→ **PROBLEM**:
Your task is to tally the lines of the listing containing the word "najmniej" and report the figure alone.

— START OF DATASET EXTRACT —

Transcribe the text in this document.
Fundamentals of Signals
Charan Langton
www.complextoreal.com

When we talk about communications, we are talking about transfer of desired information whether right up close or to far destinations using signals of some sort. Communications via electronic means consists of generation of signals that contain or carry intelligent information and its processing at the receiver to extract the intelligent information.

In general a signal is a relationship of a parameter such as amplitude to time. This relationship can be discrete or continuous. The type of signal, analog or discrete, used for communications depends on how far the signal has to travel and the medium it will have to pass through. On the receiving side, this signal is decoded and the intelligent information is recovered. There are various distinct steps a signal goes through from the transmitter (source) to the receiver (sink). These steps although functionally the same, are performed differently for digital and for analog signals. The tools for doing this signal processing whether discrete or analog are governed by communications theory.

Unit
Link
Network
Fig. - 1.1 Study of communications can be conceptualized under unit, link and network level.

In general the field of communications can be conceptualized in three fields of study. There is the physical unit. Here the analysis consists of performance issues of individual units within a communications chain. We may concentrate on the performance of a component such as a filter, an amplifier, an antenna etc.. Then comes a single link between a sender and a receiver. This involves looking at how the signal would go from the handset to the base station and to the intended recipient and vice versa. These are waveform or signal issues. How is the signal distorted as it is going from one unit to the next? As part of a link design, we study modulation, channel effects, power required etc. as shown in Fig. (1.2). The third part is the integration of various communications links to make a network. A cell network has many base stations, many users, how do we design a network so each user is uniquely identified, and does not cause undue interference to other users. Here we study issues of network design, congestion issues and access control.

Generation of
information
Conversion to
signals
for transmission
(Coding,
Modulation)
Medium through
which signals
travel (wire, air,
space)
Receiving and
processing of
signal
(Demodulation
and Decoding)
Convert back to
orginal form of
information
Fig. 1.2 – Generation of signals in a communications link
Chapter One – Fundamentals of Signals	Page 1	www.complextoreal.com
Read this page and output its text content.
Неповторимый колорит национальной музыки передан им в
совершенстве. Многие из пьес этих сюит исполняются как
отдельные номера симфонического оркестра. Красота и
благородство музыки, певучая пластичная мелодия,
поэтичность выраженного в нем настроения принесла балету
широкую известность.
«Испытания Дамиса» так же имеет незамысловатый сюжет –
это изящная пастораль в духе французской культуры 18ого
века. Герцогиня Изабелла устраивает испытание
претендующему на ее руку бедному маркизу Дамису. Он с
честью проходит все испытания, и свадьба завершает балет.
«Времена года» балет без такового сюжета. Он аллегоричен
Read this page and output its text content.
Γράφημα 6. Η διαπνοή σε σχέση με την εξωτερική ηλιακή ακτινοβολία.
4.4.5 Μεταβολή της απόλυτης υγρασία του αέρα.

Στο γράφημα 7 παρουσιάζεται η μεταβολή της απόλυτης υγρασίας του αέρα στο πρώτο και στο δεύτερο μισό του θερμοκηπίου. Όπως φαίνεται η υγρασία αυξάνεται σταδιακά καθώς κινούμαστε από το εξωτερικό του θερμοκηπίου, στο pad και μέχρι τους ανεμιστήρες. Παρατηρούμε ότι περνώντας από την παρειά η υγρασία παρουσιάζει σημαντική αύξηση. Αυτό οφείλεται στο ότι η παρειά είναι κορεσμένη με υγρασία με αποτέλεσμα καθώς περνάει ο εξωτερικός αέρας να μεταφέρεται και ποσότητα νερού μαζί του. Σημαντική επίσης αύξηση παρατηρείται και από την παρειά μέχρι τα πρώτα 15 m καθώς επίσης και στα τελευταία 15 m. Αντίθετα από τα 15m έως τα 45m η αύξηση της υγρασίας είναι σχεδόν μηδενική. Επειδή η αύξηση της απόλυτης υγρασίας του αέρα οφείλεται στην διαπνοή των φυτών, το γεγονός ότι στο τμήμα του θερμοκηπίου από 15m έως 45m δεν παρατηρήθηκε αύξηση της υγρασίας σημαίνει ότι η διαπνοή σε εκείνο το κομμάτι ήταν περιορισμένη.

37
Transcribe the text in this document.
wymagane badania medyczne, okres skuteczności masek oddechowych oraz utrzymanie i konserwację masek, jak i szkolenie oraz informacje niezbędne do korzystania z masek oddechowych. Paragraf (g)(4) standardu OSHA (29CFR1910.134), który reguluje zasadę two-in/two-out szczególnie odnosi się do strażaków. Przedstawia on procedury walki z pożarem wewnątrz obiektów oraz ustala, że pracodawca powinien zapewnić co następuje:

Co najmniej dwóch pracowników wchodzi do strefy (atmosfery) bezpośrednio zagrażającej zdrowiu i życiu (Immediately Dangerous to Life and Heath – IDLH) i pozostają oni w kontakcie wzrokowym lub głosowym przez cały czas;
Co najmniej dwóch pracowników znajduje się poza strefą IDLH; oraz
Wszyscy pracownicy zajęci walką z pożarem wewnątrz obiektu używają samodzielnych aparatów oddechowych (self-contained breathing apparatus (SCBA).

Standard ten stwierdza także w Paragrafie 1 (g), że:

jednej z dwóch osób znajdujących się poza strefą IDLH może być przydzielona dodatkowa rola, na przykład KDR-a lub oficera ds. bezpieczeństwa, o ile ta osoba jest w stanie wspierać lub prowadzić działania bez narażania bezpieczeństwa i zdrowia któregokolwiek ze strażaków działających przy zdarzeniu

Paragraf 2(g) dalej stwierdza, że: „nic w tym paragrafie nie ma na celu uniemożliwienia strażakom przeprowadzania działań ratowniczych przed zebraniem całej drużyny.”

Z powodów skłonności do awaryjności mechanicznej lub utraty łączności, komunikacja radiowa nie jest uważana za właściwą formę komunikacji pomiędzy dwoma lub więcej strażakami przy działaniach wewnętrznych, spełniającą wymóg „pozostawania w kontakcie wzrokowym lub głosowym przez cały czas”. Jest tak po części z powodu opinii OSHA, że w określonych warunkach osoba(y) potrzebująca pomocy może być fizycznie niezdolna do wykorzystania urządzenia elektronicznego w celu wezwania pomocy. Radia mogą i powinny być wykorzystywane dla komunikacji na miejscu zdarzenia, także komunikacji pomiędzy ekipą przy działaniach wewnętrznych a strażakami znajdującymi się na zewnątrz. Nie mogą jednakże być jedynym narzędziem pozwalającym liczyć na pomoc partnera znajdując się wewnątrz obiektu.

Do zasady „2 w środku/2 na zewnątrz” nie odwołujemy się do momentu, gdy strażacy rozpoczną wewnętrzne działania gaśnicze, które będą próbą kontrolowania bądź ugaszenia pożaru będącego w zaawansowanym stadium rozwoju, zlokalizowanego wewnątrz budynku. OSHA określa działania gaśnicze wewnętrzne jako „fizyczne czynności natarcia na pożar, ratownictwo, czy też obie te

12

— END OF DATASET EXTRACT —

→ **EXERCISE ANSWER**:
2